## Request
Transcribe the listing word for word.

Saved entries
——
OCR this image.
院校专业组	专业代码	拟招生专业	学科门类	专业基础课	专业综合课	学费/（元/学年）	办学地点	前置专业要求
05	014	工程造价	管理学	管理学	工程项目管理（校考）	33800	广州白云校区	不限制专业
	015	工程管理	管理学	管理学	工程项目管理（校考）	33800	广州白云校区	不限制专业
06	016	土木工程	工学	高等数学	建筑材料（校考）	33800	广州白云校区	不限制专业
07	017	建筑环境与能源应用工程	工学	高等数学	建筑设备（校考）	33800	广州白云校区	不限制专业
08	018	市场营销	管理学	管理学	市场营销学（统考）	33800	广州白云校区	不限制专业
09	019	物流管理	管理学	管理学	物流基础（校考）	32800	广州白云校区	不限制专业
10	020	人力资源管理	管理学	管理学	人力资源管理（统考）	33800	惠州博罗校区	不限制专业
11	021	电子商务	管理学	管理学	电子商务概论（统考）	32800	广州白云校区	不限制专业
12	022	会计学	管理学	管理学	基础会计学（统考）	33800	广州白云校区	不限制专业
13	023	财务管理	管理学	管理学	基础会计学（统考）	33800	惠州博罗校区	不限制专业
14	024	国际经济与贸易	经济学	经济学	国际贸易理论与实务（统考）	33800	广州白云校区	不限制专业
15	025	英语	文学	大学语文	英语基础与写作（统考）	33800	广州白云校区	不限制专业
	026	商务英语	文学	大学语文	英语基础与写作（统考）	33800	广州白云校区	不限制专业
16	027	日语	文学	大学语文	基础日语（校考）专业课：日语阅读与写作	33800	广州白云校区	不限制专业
——
## Answer
OCR this image.
院校专业组	专业代码	拟招生专业	学科门类	专业基础课	专业综合课	学费/（元/学年）	办学地点	前置专业要求
05	014	工程造价	管理学	管理学	工程项目管理（校考）	33800	广州白云校区	不限制专业
	015	工程管理	管理学	管理学	工程项目管理（校考）	33800	广州白云校区	不限制专业
06	016	土木工程	工学	高等数学	建筑材料（校考）	33800	广州白云校区	不限制专业
07	017	建筑环境与能源应用工程	工学	高等数学	建筑设备（校考）	33800	广州白云校区	不限制专业
08	018	市场营销	管理学	管理学	市场营销学（统考）	33800	广州白云校区	不限制专业
09	019	物流管理	管理学	管理学	物流基础（校考）	32800	广州白云校区	不限制专业
10	020	人力资源管理	管理学	管理学	人力资源管理（统考）	33800	惠州博罗校区	不限制专业
11	021	电子商务	管理学	管理学	电子商务概论（统考）	32800	广州白云校区	不限制专业
12	022	会计学	管理学	管理学	基础会计学（统考）	33800	广州白云校区	不限制专业
13	023	财务管理	管理学	管理学	基础会计学（统考）	33800	惠州博罗校区	不限制专业
14	024	国际经济与贸易	经济学	经济学	国际贸易理论与实务（统考）	33800	广州白云校区	不限制专业
15	025	英语	文学	大学语文	英语基础与写作（统考）	33800	广州白云校区	不限制专业
	026	商务英语	文学	大学语文	英语基础与写作（统考）	33800	广州白云校区	不限制专业
16	027	日语	文学	大学语文	基础日语（校考）专业课：日语阅读与写作	33800	广州白云校区	不限制专业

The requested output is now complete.